- **Description of the task**
Using the records that follow, copy every line containing the word "title".

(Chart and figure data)
(begin)

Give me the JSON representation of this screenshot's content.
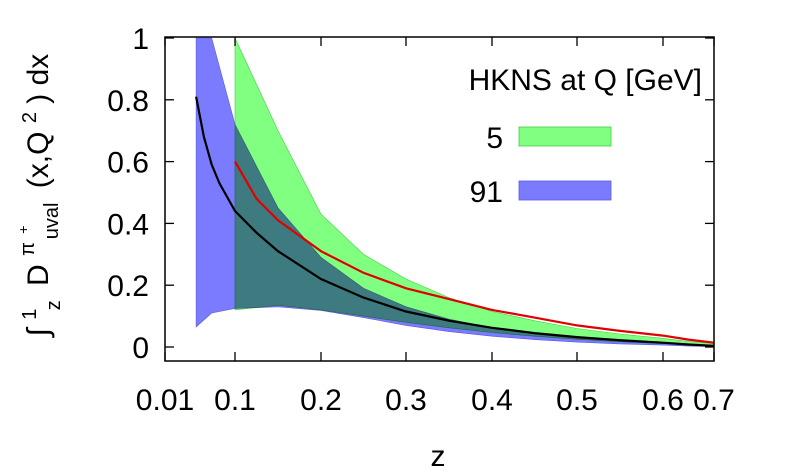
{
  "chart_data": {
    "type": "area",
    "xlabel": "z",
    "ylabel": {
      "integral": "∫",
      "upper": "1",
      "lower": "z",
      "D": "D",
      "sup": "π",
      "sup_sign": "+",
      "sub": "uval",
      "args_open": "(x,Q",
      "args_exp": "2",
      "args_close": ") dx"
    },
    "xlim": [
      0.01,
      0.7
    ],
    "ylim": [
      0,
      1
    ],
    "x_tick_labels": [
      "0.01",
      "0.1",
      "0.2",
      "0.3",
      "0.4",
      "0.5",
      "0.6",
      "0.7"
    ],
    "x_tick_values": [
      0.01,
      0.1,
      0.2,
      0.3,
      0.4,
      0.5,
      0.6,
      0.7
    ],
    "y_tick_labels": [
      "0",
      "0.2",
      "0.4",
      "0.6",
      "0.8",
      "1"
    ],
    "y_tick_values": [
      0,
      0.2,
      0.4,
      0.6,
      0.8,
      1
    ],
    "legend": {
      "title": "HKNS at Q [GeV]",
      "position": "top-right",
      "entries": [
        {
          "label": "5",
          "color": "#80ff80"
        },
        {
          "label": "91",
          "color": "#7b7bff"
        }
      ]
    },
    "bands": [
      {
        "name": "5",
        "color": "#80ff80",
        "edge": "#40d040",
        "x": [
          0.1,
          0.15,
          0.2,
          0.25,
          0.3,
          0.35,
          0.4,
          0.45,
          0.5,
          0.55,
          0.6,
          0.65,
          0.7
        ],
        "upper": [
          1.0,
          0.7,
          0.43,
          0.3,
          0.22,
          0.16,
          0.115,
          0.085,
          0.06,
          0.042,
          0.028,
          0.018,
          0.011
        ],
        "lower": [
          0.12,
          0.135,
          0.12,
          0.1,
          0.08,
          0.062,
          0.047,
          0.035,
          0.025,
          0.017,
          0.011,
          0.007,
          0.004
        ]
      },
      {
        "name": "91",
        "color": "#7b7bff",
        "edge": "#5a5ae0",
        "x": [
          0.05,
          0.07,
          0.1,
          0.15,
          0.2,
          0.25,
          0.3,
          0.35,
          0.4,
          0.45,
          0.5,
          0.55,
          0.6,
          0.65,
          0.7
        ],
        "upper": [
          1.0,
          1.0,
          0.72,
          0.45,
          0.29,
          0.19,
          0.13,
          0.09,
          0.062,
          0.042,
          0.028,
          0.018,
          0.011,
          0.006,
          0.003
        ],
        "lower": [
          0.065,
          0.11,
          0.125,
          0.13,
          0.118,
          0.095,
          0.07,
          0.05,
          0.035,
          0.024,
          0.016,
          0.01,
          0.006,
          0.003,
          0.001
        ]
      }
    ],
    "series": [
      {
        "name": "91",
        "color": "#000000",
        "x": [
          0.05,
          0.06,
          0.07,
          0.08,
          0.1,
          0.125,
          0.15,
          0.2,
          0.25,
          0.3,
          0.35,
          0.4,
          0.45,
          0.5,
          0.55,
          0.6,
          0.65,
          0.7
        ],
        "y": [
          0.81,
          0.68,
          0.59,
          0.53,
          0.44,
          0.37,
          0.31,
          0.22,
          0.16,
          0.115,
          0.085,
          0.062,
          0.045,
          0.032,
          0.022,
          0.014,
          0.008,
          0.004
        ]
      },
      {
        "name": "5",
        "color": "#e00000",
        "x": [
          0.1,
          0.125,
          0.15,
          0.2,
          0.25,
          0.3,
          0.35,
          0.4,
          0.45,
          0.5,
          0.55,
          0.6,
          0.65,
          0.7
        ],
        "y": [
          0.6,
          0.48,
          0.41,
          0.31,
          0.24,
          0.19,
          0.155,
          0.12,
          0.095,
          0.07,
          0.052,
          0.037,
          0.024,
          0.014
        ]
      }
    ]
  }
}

(end)
(begin)

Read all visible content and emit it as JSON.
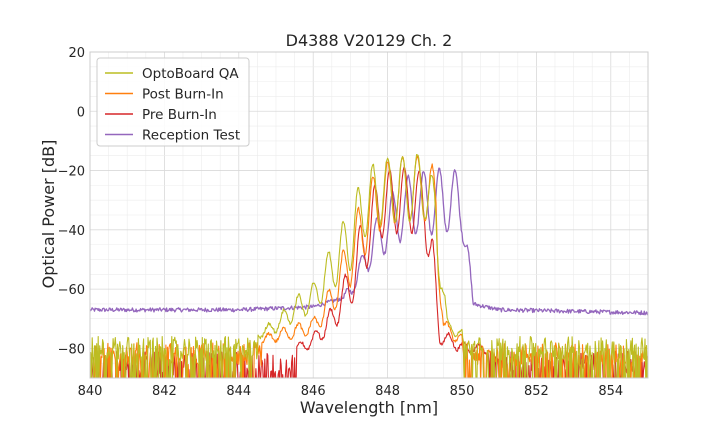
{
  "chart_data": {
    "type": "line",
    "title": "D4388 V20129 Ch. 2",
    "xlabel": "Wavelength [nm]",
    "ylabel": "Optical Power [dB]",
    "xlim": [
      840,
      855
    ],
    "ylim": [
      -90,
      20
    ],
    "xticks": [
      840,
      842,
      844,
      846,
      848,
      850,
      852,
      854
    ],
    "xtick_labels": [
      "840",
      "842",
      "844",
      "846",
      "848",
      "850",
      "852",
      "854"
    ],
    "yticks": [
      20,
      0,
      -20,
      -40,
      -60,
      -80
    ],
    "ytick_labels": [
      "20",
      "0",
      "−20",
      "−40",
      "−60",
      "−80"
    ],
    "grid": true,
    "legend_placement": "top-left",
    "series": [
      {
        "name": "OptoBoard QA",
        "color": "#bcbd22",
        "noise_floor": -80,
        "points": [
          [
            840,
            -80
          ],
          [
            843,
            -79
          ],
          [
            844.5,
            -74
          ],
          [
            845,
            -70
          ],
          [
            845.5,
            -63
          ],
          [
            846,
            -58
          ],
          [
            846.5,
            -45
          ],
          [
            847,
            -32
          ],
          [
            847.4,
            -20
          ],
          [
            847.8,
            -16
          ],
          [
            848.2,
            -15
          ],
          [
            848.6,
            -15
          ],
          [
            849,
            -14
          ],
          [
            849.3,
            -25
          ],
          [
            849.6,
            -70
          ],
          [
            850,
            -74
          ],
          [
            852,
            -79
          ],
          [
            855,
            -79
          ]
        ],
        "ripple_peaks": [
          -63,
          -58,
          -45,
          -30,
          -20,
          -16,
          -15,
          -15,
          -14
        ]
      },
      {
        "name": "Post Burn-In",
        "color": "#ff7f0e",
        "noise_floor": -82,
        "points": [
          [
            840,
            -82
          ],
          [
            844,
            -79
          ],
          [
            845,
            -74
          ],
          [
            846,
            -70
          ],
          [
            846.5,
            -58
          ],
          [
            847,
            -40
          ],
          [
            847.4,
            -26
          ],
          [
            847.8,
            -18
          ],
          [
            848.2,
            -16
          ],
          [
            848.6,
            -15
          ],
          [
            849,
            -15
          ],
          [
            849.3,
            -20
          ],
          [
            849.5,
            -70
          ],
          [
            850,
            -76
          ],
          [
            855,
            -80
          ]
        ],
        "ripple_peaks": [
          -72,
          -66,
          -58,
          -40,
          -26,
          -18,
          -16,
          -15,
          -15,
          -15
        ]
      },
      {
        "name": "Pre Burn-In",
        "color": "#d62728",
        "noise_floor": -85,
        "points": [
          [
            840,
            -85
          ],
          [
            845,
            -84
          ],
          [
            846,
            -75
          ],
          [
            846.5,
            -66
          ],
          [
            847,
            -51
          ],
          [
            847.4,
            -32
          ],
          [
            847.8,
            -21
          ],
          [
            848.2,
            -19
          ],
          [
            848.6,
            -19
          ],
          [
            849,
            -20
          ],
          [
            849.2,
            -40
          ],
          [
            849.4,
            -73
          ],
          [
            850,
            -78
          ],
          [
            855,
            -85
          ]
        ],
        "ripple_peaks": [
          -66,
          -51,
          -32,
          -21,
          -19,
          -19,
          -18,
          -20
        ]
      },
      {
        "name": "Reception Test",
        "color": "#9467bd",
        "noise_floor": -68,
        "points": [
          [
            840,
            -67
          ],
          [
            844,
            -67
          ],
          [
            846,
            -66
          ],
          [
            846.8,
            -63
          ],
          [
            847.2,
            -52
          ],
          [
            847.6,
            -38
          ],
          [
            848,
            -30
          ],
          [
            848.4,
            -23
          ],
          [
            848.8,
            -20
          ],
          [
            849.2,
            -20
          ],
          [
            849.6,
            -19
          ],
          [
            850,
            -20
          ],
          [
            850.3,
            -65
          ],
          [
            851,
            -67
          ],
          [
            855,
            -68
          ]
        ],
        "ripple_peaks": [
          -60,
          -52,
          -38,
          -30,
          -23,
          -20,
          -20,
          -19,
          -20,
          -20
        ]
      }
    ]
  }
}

(end)
(begin)

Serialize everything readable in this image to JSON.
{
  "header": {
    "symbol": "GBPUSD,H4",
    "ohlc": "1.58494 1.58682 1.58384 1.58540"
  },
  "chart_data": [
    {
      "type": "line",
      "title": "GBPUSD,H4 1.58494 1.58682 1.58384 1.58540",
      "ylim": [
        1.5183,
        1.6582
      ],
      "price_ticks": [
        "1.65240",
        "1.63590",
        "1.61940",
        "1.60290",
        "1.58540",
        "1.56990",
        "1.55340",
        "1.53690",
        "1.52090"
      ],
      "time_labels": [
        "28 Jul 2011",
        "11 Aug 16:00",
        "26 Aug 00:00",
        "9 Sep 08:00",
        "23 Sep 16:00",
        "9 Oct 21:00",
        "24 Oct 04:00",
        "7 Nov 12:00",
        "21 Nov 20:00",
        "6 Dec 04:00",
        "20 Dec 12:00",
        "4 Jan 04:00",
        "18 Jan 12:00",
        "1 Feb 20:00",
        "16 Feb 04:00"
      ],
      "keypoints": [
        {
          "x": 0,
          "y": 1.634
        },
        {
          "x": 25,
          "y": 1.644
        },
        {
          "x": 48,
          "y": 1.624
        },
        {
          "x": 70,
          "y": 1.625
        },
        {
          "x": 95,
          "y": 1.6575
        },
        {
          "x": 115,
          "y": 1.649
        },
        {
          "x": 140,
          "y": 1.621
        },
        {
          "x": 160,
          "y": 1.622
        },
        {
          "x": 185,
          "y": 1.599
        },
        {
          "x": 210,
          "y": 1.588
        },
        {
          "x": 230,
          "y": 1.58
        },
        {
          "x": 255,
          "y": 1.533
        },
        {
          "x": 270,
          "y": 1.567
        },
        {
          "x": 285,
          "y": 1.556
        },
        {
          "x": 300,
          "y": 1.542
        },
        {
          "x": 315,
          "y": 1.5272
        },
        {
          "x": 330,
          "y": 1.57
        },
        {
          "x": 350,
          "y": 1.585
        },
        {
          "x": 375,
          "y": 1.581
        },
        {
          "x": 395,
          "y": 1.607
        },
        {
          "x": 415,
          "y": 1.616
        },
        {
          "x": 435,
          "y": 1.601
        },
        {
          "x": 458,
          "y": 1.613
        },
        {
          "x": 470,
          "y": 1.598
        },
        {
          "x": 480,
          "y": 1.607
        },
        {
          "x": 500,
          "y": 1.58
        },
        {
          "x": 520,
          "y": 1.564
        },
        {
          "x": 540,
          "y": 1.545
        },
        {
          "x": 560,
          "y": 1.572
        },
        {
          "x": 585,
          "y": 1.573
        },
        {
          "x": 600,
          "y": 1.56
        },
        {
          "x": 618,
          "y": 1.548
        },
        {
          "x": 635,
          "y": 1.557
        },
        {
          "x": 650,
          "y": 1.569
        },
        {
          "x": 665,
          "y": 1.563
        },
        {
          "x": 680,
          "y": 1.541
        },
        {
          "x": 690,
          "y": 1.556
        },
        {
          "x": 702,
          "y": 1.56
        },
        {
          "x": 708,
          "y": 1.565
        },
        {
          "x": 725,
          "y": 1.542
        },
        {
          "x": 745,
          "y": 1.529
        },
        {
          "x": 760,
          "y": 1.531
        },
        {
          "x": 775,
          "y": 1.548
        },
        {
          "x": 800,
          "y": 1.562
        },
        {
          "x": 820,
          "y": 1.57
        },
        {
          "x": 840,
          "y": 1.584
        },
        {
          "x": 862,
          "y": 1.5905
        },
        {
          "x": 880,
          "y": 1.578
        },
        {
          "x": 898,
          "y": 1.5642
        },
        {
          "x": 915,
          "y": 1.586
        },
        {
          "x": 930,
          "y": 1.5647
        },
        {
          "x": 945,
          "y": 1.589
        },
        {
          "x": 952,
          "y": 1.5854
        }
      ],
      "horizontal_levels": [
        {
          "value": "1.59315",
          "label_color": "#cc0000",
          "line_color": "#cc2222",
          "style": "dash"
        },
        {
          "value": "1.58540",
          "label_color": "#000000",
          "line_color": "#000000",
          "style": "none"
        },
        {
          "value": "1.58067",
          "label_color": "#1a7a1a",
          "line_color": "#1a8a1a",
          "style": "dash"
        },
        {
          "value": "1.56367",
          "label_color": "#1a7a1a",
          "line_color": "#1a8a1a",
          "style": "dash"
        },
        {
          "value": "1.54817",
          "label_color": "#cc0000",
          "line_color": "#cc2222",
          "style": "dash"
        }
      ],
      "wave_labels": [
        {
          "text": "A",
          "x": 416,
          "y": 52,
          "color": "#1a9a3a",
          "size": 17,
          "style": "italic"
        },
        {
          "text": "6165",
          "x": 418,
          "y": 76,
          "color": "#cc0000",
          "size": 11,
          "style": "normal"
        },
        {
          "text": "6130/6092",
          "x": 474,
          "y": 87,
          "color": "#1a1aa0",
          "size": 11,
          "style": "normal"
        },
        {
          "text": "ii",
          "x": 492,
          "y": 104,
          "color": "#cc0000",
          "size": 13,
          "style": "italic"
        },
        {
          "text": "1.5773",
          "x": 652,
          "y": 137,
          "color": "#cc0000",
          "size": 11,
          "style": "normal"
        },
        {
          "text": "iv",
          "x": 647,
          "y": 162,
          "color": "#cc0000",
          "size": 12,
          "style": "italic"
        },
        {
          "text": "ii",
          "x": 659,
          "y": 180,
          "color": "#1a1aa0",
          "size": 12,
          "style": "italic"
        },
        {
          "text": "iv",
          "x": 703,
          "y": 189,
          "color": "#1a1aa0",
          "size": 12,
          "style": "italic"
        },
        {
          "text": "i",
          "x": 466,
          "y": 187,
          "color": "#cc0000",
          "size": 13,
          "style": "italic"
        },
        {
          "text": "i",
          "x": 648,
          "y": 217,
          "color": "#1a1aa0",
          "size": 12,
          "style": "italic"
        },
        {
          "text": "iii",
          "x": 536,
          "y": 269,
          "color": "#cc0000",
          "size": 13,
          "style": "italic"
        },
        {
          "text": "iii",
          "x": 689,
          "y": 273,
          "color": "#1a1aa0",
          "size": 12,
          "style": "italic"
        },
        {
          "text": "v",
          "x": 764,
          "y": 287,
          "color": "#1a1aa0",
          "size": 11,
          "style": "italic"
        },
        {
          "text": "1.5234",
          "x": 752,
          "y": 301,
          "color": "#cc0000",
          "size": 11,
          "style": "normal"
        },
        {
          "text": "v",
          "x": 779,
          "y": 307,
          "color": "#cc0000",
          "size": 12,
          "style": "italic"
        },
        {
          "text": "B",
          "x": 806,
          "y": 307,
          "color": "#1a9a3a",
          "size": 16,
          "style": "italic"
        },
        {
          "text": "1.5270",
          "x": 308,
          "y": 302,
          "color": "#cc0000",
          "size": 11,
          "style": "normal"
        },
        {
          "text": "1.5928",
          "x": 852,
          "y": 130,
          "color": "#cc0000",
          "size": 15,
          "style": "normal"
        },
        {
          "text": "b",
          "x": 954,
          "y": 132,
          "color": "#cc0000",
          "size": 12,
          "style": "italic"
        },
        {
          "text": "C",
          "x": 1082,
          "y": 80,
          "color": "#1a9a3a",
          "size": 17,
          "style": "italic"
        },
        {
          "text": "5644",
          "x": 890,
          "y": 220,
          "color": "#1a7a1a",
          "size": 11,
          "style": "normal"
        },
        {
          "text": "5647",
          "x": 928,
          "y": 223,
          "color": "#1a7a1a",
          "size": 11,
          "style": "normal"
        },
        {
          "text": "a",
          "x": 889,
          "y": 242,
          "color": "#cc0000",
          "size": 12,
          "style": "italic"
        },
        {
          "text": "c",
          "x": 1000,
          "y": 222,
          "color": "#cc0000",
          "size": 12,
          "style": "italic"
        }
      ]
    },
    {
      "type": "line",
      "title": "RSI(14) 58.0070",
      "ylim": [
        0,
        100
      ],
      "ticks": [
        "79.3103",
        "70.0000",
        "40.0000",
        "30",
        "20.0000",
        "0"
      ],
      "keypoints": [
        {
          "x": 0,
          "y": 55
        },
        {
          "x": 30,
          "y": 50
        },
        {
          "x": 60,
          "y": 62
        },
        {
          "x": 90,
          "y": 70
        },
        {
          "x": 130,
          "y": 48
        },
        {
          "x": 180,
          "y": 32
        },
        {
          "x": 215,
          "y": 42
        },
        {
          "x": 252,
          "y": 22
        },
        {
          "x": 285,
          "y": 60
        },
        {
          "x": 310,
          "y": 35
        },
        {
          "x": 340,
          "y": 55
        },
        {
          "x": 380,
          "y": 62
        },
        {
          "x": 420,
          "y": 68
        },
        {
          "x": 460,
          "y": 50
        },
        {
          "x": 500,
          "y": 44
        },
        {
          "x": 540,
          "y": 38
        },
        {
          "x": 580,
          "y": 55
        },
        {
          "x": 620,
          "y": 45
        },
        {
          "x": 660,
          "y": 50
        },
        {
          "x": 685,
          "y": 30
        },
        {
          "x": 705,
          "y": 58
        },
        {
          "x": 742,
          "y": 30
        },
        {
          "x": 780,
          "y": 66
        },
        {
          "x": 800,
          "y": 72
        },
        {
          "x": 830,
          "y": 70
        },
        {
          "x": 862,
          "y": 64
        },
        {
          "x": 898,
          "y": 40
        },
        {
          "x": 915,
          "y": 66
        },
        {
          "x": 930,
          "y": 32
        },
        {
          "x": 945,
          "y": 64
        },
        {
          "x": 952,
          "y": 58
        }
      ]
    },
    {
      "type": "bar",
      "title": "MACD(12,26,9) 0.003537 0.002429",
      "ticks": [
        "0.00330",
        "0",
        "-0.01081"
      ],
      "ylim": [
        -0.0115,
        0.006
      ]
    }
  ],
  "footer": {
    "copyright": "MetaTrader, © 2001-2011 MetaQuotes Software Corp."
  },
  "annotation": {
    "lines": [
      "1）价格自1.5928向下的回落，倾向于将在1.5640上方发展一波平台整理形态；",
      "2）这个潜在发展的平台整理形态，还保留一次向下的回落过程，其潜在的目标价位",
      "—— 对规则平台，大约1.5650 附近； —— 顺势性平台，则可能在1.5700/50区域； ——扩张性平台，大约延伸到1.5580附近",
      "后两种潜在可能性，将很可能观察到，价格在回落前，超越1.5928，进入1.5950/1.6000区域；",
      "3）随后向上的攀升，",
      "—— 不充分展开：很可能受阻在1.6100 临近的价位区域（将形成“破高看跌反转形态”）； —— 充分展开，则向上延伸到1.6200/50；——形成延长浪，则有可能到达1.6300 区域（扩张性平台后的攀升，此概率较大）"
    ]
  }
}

(end)

- **Problem solution**
      "title": "HKNS at Q [GeV]",
    "title": "D4388 V20129 Ch. 2",
      "title": "GBPUSD,H4 1.58494 1.58682 1.58384 1.58540",
      "title": "RSI(14) 58.0070",
      "title": "MACD(12,26,9) 0.003537 0.002429",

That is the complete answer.